_Task_. Tally each line where the word "JSON" occurs, then give only the total.

Records from a data source
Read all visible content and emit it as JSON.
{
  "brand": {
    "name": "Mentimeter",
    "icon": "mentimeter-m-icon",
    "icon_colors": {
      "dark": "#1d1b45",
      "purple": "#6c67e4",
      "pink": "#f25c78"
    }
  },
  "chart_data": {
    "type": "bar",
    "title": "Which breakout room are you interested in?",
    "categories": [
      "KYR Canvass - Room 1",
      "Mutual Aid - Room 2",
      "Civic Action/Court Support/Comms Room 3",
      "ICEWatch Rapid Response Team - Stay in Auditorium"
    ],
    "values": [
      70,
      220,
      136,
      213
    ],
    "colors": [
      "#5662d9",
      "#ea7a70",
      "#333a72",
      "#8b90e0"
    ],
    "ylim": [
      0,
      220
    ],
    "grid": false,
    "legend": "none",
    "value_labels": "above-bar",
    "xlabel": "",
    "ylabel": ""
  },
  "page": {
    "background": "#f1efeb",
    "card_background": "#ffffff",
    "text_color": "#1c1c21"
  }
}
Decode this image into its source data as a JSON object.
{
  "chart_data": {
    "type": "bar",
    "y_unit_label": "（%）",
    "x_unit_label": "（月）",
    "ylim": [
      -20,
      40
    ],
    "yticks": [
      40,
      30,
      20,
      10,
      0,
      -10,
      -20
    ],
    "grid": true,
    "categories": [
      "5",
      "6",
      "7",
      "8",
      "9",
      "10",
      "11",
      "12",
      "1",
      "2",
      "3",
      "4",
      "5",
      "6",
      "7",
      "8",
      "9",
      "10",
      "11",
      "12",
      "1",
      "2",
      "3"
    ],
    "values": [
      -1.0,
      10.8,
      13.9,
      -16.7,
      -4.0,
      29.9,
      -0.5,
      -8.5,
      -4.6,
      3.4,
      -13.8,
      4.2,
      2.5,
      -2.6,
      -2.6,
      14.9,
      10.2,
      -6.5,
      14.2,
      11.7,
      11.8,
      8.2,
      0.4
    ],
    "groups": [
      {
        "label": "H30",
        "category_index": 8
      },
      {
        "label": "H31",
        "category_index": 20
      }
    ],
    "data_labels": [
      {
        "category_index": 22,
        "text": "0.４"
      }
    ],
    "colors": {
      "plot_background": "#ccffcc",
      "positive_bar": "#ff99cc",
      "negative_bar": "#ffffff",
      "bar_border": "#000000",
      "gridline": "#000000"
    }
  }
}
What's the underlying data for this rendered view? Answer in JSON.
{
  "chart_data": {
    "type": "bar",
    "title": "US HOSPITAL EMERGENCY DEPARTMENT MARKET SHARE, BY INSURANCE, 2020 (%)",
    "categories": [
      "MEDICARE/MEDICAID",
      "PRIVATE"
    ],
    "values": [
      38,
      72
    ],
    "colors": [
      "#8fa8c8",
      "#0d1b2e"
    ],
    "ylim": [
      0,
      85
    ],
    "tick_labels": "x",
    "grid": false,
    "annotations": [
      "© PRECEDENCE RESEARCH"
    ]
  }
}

_Solution to this task_. 3